What the task asks - Wherever "Lifetime" appears in a line, copy that line.

Material shown -
□ □ □ □

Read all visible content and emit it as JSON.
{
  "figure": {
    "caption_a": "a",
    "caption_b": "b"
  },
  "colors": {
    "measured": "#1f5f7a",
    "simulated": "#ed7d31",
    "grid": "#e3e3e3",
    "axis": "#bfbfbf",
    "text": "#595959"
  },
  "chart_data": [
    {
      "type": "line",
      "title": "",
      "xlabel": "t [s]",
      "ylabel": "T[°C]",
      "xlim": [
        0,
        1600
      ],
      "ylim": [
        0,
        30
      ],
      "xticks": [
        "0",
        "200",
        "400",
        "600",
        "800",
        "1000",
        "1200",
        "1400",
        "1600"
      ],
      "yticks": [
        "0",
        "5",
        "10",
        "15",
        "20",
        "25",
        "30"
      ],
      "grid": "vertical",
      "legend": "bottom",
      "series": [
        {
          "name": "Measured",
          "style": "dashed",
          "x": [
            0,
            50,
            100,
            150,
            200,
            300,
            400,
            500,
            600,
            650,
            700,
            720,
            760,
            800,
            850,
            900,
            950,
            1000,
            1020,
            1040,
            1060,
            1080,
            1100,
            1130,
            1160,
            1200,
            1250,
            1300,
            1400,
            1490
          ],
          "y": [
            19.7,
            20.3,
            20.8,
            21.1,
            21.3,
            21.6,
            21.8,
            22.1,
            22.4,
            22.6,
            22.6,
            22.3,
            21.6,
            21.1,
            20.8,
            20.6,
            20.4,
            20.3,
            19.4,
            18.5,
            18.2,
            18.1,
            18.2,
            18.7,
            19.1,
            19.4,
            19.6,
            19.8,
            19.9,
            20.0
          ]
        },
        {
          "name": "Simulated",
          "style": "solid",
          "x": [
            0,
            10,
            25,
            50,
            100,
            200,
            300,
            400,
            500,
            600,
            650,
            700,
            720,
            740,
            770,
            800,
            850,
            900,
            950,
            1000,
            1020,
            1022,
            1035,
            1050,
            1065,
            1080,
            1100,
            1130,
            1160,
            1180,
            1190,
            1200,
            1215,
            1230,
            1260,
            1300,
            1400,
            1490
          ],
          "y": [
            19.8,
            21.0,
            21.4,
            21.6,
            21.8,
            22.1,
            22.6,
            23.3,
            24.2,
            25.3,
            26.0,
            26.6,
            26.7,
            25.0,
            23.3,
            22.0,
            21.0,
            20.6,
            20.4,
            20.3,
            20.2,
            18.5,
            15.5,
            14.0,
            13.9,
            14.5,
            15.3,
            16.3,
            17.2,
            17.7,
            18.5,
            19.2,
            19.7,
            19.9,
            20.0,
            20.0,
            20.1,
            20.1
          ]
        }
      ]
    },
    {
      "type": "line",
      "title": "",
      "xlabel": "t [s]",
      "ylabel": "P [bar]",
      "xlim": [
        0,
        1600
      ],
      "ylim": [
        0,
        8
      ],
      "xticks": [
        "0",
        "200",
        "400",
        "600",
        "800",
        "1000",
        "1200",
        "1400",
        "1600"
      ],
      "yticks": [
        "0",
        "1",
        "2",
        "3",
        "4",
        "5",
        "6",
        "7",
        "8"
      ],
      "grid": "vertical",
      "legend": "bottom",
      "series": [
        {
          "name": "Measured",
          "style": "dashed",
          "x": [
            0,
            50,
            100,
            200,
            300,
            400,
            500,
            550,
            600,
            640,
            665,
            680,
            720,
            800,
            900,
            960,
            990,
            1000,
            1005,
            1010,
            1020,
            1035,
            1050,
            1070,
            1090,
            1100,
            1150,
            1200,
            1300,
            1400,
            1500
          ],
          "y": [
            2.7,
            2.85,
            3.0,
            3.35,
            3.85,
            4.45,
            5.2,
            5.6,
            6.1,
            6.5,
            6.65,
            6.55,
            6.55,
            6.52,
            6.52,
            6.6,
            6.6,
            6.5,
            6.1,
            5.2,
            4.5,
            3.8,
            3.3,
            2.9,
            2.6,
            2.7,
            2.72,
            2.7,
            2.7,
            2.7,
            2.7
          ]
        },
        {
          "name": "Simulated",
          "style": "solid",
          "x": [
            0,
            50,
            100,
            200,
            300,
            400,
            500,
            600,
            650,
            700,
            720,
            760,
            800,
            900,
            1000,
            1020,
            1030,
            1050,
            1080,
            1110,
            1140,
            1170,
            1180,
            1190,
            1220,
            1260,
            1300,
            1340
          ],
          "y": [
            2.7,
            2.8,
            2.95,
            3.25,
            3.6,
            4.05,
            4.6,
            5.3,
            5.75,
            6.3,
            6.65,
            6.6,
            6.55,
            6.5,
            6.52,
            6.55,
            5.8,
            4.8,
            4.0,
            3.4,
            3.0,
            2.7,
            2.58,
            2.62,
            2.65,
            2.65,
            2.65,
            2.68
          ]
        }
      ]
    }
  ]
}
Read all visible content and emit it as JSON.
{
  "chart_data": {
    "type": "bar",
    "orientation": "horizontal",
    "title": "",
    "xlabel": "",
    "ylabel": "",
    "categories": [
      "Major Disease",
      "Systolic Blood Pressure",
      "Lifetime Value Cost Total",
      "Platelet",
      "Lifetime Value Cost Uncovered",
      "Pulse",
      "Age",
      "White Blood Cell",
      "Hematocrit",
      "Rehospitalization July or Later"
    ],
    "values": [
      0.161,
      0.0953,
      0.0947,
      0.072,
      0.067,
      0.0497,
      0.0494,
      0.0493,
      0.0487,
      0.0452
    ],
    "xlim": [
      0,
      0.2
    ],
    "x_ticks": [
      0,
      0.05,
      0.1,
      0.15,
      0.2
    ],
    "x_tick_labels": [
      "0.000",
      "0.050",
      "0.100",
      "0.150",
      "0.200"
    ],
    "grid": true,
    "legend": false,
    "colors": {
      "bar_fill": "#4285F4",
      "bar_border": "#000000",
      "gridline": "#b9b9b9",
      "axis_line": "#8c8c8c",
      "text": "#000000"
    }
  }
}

□ □ □ □

Problem solution -
      "Lifetime Value Cost Total",
      "Lifetime Value Cost Uncovered",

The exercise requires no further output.